-- begin Page text --

With malloc all threads have atomically mapped that memory in their
address space because they shared the address space. Once one threads
successes doing it, all threads have succeed. Doing this with shared
memory is a lot more difficult.
> So, for N processes, have in the initial mapping:
> [...]
I think I can find some weaknesses to this process, but I'll try to
think a bit more about it.
Regards,
Ion
>
> Then unlocks the mutex. New elements allocated in the list can be
> introduced in the front of the list. Other processes, lock the mutex and
> traverse the list and crash. How can we stop all processes to notify
>
The one process that allocates the memory for the new list element in its
shm_malloc() will do (roughly, some steps omitted from the previous post):
- take the dedicated mutex
- grow and map the segment in its own private address space
- allocate the chunk of memory again (this must succeed now!)

-- end Page text --

Decide whether each statement agrees with the shared-memory discussion, answering yes or no and quoting the deciding words: (a) with malloc, all threads share the address space; (b) doing this with shared memory is easier than with malloc; (c) in shm_malloc(), the allocating process grows and maps the segment before it takes the dedicated mutex. The records are separate material with no connection to the shared-memory discussion.

-- begin Record extracts --

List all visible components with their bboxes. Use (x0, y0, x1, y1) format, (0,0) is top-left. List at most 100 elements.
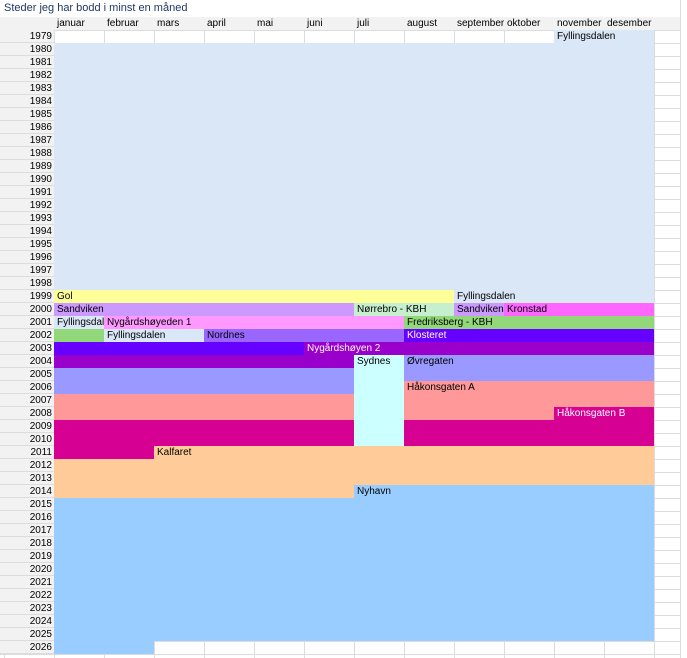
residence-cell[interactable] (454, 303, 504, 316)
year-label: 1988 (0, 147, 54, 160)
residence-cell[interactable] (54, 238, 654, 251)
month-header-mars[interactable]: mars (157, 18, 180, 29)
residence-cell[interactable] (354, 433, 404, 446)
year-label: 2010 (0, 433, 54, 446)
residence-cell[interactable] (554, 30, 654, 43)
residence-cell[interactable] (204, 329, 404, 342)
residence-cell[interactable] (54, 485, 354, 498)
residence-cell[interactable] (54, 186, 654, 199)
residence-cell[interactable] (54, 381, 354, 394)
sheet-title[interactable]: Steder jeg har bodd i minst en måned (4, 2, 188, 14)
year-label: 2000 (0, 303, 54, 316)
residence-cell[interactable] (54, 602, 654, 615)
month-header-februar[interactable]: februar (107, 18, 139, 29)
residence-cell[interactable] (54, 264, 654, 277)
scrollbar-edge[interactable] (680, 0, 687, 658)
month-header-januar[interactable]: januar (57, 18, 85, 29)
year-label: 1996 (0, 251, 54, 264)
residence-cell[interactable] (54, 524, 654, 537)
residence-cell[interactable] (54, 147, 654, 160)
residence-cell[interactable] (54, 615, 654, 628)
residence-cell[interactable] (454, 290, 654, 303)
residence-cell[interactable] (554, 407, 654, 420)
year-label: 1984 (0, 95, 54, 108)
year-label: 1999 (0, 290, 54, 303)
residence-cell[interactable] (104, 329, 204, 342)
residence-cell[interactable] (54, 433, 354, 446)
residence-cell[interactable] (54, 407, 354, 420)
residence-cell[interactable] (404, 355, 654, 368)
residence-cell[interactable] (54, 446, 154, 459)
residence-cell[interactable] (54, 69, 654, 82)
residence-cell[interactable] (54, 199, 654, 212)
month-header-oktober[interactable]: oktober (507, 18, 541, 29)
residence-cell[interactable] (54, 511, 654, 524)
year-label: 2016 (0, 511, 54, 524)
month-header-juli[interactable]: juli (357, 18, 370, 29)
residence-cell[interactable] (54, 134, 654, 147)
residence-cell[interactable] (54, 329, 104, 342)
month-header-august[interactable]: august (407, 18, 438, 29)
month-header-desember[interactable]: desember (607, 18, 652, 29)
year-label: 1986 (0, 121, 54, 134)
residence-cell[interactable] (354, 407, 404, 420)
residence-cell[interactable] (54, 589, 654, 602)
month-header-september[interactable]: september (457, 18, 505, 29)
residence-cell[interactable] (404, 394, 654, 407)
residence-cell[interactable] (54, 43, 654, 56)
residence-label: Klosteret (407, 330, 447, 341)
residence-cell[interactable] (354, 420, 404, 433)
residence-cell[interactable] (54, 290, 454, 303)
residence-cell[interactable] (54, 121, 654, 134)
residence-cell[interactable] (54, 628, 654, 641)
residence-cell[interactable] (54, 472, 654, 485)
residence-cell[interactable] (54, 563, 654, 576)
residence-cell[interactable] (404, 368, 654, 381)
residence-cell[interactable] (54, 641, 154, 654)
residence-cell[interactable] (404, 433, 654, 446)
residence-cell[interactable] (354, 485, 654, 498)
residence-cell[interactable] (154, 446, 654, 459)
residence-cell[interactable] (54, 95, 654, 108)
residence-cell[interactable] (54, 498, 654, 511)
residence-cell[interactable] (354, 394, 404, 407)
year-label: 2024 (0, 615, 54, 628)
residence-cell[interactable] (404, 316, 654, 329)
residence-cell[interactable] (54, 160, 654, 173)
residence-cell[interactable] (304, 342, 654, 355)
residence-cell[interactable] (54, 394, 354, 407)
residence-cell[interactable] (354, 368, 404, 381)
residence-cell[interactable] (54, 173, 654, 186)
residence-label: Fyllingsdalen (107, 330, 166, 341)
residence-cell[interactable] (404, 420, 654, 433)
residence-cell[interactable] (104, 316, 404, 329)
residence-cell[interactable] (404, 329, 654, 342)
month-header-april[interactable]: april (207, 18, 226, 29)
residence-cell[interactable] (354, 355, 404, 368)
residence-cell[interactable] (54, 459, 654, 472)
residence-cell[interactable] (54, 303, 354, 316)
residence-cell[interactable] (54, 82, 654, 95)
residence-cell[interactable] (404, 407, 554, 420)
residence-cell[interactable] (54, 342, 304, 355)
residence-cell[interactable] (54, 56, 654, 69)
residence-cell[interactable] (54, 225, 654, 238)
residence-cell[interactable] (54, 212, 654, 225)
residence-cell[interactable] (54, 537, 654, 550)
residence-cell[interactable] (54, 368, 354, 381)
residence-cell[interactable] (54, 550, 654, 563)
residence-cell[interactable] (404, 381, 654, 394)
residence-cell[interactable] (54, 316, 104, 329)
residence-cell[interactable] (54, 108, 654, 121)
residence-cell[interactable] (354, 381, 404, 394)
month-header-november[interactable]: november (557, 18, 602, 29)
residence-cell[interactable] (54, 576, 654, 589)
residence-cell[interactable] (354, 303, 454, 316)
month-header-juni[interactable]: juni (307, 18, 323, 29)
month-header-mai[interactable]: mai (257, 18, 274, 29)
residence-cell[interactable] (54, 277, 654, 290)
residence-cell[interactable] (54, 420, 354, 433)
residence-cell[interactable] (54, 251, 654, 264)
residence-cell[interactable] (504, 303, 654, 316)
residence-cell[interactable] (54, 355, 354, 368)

-- end Record extracts --
-- begin Record extracts --

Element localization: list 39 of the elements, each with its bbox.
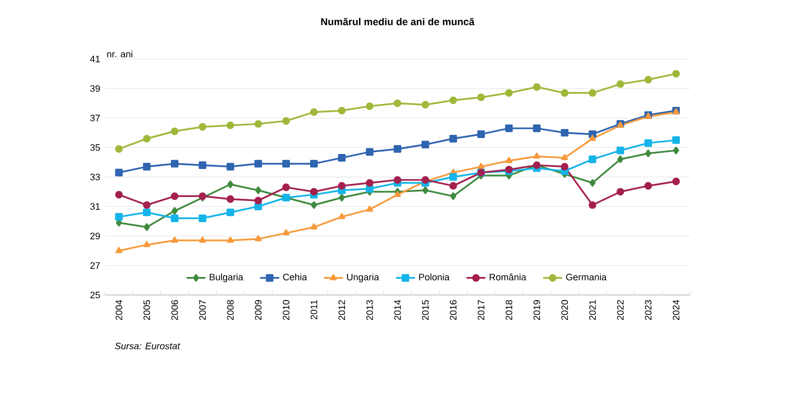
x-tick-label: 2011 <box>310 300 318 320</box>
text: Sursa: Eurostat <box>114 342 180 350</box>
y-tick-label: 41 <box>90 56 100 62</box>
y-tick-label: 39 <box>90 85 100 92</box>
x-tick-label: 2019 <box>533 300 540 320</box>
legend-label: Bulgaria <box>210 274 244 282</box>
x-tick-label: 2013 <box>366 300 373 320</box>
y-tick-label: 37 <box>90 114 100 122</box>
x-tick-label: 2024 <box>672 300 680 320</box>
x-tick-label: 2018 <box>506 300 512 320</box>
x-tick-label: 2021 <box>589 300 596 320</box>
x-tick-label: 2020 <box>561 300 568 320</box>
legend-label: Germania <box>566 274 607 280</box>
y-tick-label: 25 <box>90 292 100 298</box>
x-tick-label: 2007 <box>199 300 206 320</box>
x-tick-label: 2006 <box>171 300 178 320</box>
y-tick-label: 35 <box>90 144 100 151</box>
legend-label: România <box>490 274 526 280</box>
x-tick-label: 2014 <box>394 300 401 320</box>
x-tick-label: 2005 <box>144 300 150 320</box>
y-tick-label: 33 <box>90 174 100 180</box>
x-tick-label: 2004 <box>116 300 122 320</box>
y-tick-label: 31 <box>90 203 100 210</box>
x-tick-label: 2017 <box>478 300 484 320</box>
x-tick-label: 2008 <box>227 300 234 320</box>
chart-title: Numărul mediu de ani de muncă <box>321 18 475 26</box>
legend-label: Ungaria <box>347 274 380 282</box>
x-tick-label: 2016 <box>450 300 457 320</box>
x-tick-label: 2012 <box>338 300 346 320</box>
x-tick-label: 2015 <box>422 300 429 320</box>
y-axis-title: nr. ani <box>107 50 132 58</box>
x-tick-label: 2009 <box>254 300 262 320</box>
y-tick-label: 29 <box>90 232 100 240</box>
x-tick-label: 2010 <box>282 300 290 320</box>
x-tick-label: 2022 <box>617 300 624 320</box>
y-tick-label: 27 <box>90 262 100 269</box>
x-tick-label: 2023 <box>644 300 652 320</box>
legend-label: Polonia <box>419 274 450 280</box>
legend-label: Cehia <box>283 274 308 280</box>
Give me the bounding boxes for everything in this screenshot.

-- end Record extracts --

▸ Correct answer:
(a) Yes: "because they shared the address space."
(b) No: "Doing this with shared memory is a lot more difficult."
(c) No: the list gives "take the dedicated mutex" first, then "grow and map the segment in its own private address space."